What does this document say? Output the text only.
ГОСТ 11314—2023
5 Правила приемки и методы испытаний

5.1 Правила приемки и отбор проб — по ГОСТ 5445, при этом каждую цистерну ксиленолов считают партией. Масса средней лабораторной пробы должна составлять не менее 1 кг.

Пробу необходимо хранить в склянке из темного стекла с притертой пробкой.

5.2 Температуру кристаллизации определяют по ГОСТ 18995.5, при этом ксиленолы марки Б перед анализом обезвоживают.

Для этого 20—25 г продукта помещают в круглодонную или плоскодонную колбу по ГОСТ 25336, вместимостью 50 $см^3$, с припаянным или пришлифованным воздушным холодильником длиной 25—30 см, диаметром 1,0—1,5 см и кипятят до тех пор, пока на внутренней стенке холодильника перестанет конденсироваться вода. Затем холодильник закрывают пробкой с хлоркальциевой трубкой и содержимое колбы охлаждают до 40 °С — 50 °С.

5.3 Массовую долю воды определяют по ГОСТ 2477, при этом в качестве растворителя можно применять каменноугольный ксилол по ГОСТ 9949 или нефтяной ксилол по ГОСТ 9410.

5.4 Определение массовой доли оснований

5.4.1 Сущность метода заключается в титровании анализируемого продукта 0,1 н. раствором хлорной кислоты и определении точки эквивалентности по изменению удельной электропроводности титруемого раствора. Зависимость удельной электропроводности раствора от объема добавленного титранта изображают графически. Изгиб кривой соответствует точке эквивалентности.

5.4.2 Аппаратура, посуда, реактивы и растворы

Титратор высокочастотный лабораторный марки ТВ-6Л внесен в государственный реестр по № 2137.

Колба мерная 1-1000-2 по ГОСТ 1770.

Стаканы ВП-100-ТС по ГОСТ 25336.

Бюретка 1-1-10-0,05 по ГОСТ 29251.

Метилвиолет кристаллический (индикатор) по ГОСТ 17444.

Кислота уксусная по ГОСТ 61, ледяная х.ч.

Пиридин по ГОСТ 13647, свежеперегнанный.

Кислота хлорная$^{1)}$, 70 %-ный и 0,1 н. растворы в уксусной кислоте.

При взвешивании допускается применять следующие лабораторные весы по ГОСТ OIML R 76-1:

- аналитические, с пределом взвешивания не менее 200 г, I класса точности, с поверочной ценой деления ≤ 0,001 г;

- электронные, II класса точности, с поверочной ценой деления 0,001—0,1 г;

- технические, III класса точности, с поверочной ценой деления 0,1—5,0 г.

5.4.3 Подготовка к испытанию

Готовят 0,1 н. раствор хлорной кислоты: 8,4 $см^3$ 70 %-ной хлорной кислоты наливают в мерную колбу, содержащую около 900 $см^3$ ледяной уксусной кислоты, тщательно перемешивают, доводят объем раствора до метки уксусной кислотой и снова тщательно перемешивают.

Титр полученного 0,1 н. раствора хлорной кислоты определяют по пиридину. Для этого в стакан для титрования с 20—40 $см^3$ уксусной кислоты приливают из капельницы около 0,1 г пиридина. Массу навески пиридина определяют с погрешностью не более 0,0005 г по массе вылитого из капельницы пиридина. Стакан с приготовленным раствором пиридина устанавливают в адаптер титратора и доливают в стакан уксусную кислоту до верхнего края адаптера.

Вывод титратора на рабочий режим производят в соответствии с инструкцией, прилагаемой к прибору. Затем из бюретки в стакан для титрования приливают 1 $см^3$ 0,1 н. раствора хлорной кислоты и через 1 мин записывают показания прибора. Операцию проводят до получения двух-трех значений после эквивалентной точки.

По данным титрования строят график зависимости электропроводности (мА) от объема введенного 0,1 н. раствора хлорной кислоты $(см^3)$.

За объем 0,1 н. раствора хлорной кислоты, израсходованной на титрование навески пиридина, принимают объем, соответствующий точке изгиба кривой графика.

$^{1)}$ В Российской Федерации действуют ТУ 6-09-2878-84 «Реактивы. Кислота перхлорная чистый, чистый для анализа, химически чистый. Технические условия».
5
-=-=-=-=-
REQUIREMENT:
Which lines hold the word "ценой"? Copy every one of them.

ANSWER IN FULL:
- аналитические, с пределом взвешивания не менее 200 г, I класса точности, с поверочной ценой деления ≤ 0,001 г;
- электронные, II класса точности, с поверочной ценой деления 0,001—0,1 г;
- технические, III класса точности, с поверочной ценой деления 0,1—5,0 г.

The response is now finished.